PROBLEM TO WORK ON: Pictures are not part of the copy; repeat everything else in the records exactly.

--- begin SUPPLIED ENTRIES ---

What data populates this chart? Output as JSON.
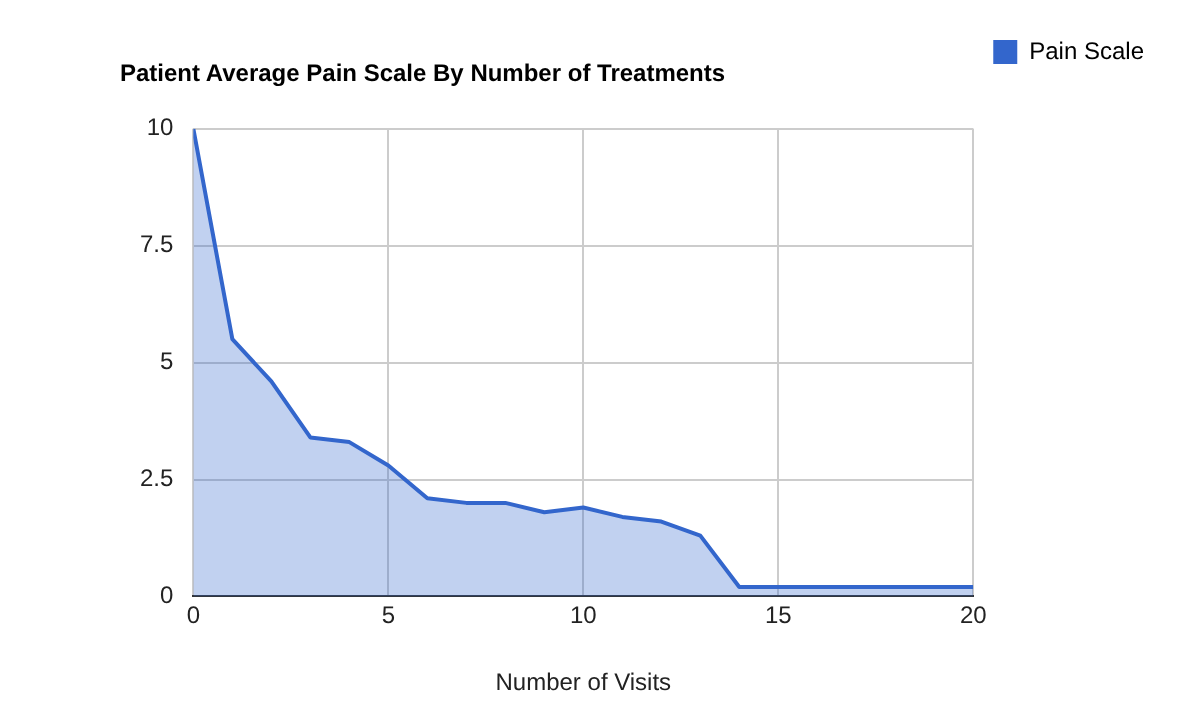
{
  "chart_data": {
    "type": "area",
    "title": "Patient Average Pain Scale By Number of Treatments",
    "xlabel": "Number of Visits",
    "x": [
      0,
      1,
      2,
      3,
      4,
      5,
      6,
      7,
      8,
      9,
      10,
      11,
      12,
      13,
      14,
      15,
      16,
      17,
      18,
      19,
      20
    ],
    "series": [
      {
        "name": "Pain Scale",
        "color": "#3366cc",
        "values": [
          10,
          5.5,
          4.6,
          3.4,
          3.3,
          2.8,
          2.1,
          2.0,
          2.0,
          1.8,
          1.9,
          1.7,
          1.6,
          1.3,
          0.2,
          0.2,
          0.2,
          0.2,
          0.2,
          0.2,
          0.2
        ]
      }
    ],
    "xlim": [
      0,
      20
    ],
    "xticks": [
      0,
      5,
      10,
      15,
      20
    ],
    "ylim": [
      0,
      10
    ],
    "yticks": [
      0,
      2.5,
      5,
      7.5,
      10
    ],
    "grid": true,
    "legend": "right",
    "marker": "none"
  }
}
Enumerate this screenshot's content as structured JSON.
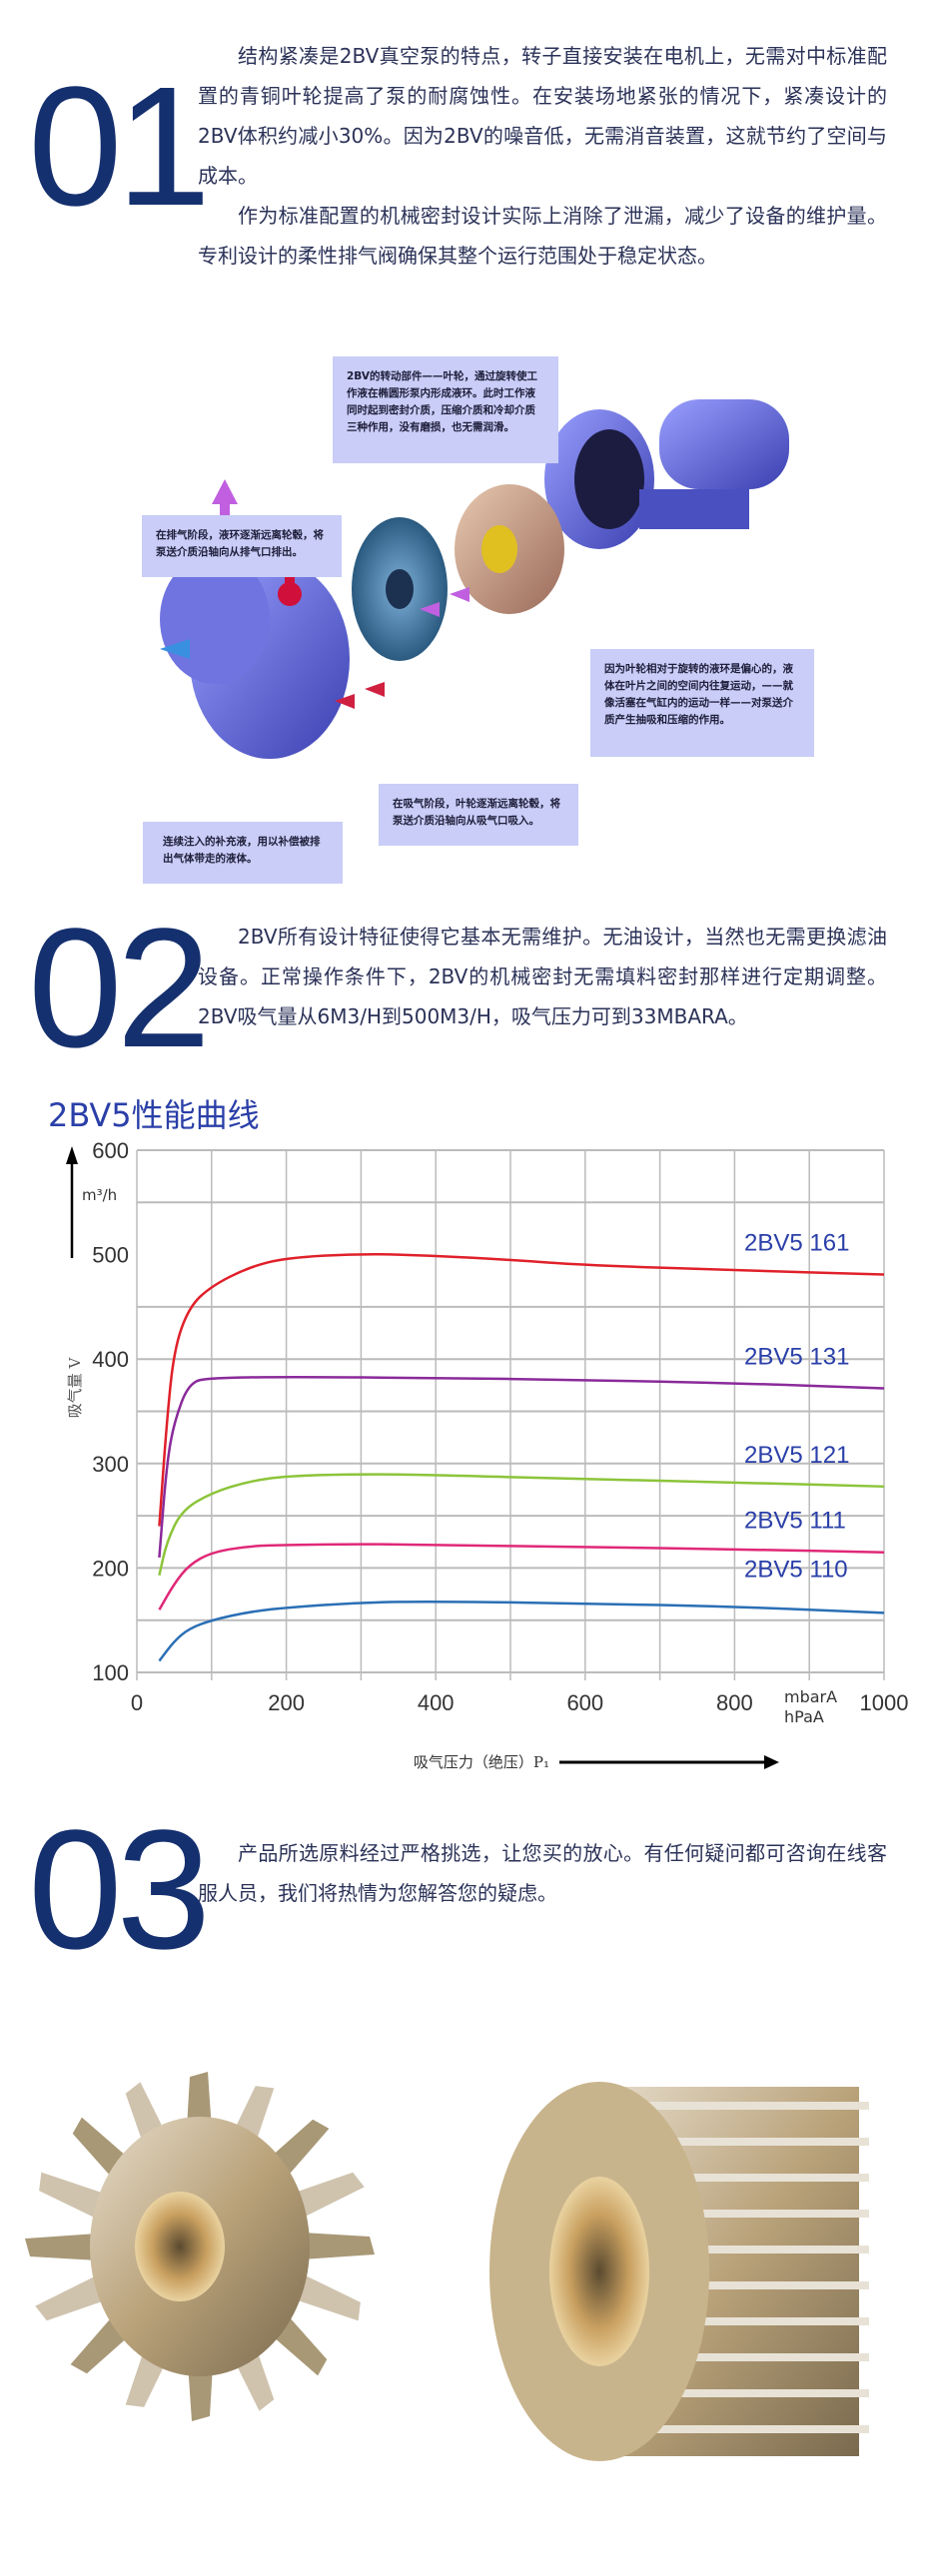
{
  "section1": {
    "number": "01",
    "paragraphs": [
      "结构紧凑是2BV真空泵的特点，转子直接安装在电机上，无需对中标准配置的青铜叶轮提高了泵的耐腐蚀性。在安装场地紧张的情况下，紧凑设计的2BV体积约减小30%。因为2BV的噪音低，无需消音装置，这就节约了空间与成本。",
      "作为标准配置的机械密封设计实际上消除了泄漏，减少了设备的维护量。专利设计的柔性排气阀确保其整个运行范围处于稳定状态。"
    ]
  },
  "diagram": {
    "callouts": {
      "impeller": "2BV的转动部件——叶轮，通过旋转使工作液在椭圆形泵内形成液环。此时工作液同时起到密封介质，压缩介质和冷却介质三种作用，没有磨损，也无需润滑。",
      "exhaust": "在排气阶段，液环逐渐远离轮毂，将泵送介质沿轴向从排气口排出。",
      "eccentric": "因为叶轮相对于旋转的液环是偏心的，液体在叶片之间的空间内往复运动，——就像活塞在气缸内的运动一样——对泵送介质产生抽吸和压缩的作用。",
      "makeup": "连续注入的补充液，用以补偿被排出气体带走的液体。",
      "suction": "在吸气阶段，叶轮逐渐远离轮毂，将泵送介质沿轴向从吸气口吸入。"
    }
  },
  "section2": {
    "number": "02",
    "paragraphs": [
      "2BV所有设计特征使得它基本无需维护。无油设计，当然也无需更换滤油设备。正常操作条件下，2BV的机械密封无需填料密封那样进行定期调整。2BV吸气量从6M3/H到500M3/H，吸气压力可到33MBARA。"
    ]
  },
  "chart_data": {
    "type": "line",
    "title": "2BV5性能曲线",
    "xlabel": "吸气压力（绝压）P₁",
    "xunit": "mbarA",
    "xunit2": "hPaA",
    "ylabel": "吸气量 V",
    "yunit": "m³/h",
    "xlim": [
      0,
      1000
    ],
    "ylim": [
      100,
      600
    ],
    "xticks": [
      0,
      200,
      400,
      600,
      800,
      1000
    ],
    "yticks": [
      100,
      200,
      300,
      400,
      500,
      600
    ],
    "grid": true,
    "series": [
      {
        "name": "2BV5 161",
        "color": "#e0202a",
        "x": [
          30,
          40,
          50,
          70,
          100,
          150,
          200,
          300,
          400,
          500,
          600,
          800,
          1000
        ],
        "y": [
          240,
          340,
          410,
          450,
          470,
          488,
          497,
          501,
          499,
          495,
          490,
          485,
          481
        ]
      },
      {
        "name": "2BV5 131",
        "color": "#8a2a9a",
        "x": [
          30,
          40,
          50,
          70,
          100,
          200,
          400,
          600,
          800,
          1000
        ],
        "y": [
          210,
          300,
          340,
          378,
          382,
          383,
          382,
          380,
          377,
          372
        ]
      },
      {
        "name": "2BV5 121",
        "color": "#8cc43a",
        "x": [
          30,
          40,
          60,
          100,
          150,
          200,
          300,
          400,
          600,
          800,
          1000
        ],
        "y": [
          193,
          225,
          255,
          272,
          283,
          288,
          290,
          289,
          285,
          282,
          278
        ]
      },
      {
        "name": "2BV5 111",
        "color": "#e02878",
        "x": [
          30,
          50,
          70,
          100,
          150,
          200,
          300,
          400,
          600,
          800,
          1000
        ],
        "y": [
          160,
          185,
          203,
          215,
          221,
          222,
          223,
          222,
          220,
          218,
          215
        ]
      },
      {
        "name": "2BV5 110",
        "color": "#2a6fb5",
        "x": [
          30,
          50,
          70,
          100,
          150,
          200,
          300,
          400,
          600,
          800,
          1000
        ],
        "y": [
          111,
          130,
          142,
          150,
          158,
          162,
          167,
          168,
          166,
          163,
          157
        ]
      }
    ]
  },
  "section3": {
    "number": "03",
    "paragraphs": [
      "产品所选原料经过严格挑选，让您买的放心。有任何疑问都可咨询在线客服人员，我们将热情为您解答您的疑虑。"
    ]
  }
}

--- end SUPPLIED ENTRIES ---

OUTPUT OF THE EXERCISE:
What data populates this chart? Output as JSON.
{
  "chart_data": {
    "type": "area",
    "title": "Patient Average Pain Scale By Number of Treatments",
    "xlabel": "Number of Visits",
    "x": [
      0,
      1,
      2,
      3,
      4,
      5,
      6,
      7,
      8,
      9,
      10,
      11,
      12,
      13,
      14,
      15,
      16,
      17,
      18,
      19,
      20
    ],
    "series": [
      {
        "name": "Pain Scale",
        "color": "#3366cc",
        "values": [
          10,
          5.5,
          4.6,
          3.4,
          3.3,
          2.8,
          2.1,
          2.0,
          2.0,
          1.8,
          1.9,
          1.7,
          1.6,
          1.3,
          0.2,
          0.2,
          0.2,
          0.2,
          0.2,
          0.2,
          0.2
        ]
      }
    ],
    "xlim": [
      0,
      20
    ],
    "xticks": [
      0,
      5,
      10,
      15,
      20
    ],
    "ylim": [
      0,
      10
    ],
    "yticks": [
      0,
      2.5,
      5,
      7.5,
      10
    ],
    "grid": true,
    "legend": "right",
    "marker": "none"
  }
}
Enumerate this screenshot's content as structured JSON.
{
  "section1": {
    "number": "01",
    "paragraphs": [
      "结构紧凑是2BV真空泵的特点，转子直接安装在电机上，无需对中标准配置的青铜叶轮提高了泵的耐腐蚀性。在安装场地紧张的情况下，紧凑设计的2BV体积约减小30%。因为2BV的噪音低，无需消音装置，这就节约了空间与成本。",
      "作为标准配置的机械密封设计实际上消除了泄漏，减少了设备的维护量。专利设计的柔性排气阀确保其整个运行范围处于稳定状态。"
    ]
  },
  "diagram": {
    "callouts": {
      "impeller": "2BV的转动部件——叶轮，通过旋转使工作液在椭圆形泵内形成液环。此时工作液同时起到密封介质，压缩介质和冷却介质三种作用，没有磨损，也无需润滑。",
      "exhaust": "在排气阶段，液环逐渐远离轮毂，将泵送介质沿轴向从排气口排出。",
      "eccentric": "因为叶轮相对于旋转的液环是偏心的，液体在叶片之间的空间内往复运动，——就像活塞在气缸内的运动一样——对泵送介质产生抽吸和压缩的作用。",
      "makeup": "连续注入的补充液，用以补偿被排出气体带走的液体。",
      "suction": "在吸气阶段，叶轮逐渐远离轮毂，将泵送介质沿轴向从吸气口吸入。"
    }
  },
  "section2": {
    "number": "02",
    "paragraphs": [
      "2BV所有设计特征使得它基本无需维护。无油设计，当然也无需更换滤油设备。正常操作条件下，2BV的机械密封无需填料密封那样进行定期调整。2BV吸气量从6M3/H到500M3/H，吸气压力可到33MBARA。"
    ]
  },
  "chart_data": {
    "type": "line",
    "title": "2BV5性能曲线",
    "xlabel": "吸气压力（绝压）P₁",
    "xunit": "mbarA",
    "xunit2": "hPaA",
    "ylabel": "吸气量 V",
    "yunit": "m³/h",
    "xlim": [
      0,
      1000
    ],
    "ylim": [
      100,
      600
    ],
    "xticks": [
      0,
      200,
      400,
      600,
      800,
      1000
    ],
    "yticks": [
      100,
      200,
      300,
      400,
      500,
      600
    ],
    "grid": true,
    "series": [
      {
        "name": "2BV5 161",
        "color": "#e0202a",
        "x": [
          30,
          40,
          50,
          70,
          100,
          150,
          200,
          300,
          400,
          500,
          600,
          800,
          1000
        ],
        "y": [
          240,
          340,
          410,
          450,
          470,
          488,
          497,
          501,
          499,
          495,
          490,
          485,
          481
        ]
      },
      {
        "name": "2BV5 131",
        "color": "#8a2a9a",
        "x": [
          30,
          40,
          50,
          70,
          100,
          200,
          400,
          600,
          800,
          1000
        ],
        "y": [
          210,
          300,
          340,
          378,
          382,
          383,
          382,
          380,
          377,
          372
        ]
      },
      {
        "name": "2BV5 121",
        "color": "#8cc43a",
        "x": [
          30,
          40,
          60,
          100,
          150,
          200,
          300,
          400,
          600,
          800,
          1000
        ],
        "y": [
          193,
          225,
          255,
          272,
          283,
          288,
          290,
          289,
          285,
          282,
          278
        ]
      },
      {
        "name": "2BV5 111",
        "color": "#e02878",
        "x": [
          30,
          50,
          70,
          100,
          150,
          200,
          300,
          400,
          600,
          800,
          1000
        ],
        "y": [
          160,
          185,
          203,
          215,
          221,
          222,
          223,
          222,
          220,
          218,
          215
        ]
      },
      {
        "name": "2BV5 110",
        "color": "#2a6fb5",
        "x": [
          30,
          50,
          70,
          100,
          150,
          200,
          300,
          400,
          600,
          800,
          1000
        ],
        "y": [
          111,
          130,
          142,
          150,
          158,
          162,
          167,
          168,
          166,
          163,
          157
        ]
      }
    ]
  },
  "section3": {
    "number": "03",
    "paragraphs": [
      "产品所选原料经过严格挑选，让您买的放心。有任何疑问都可咨询在线客服人员，我们将热情为您解答您的疑虑。"
    ]
  }
}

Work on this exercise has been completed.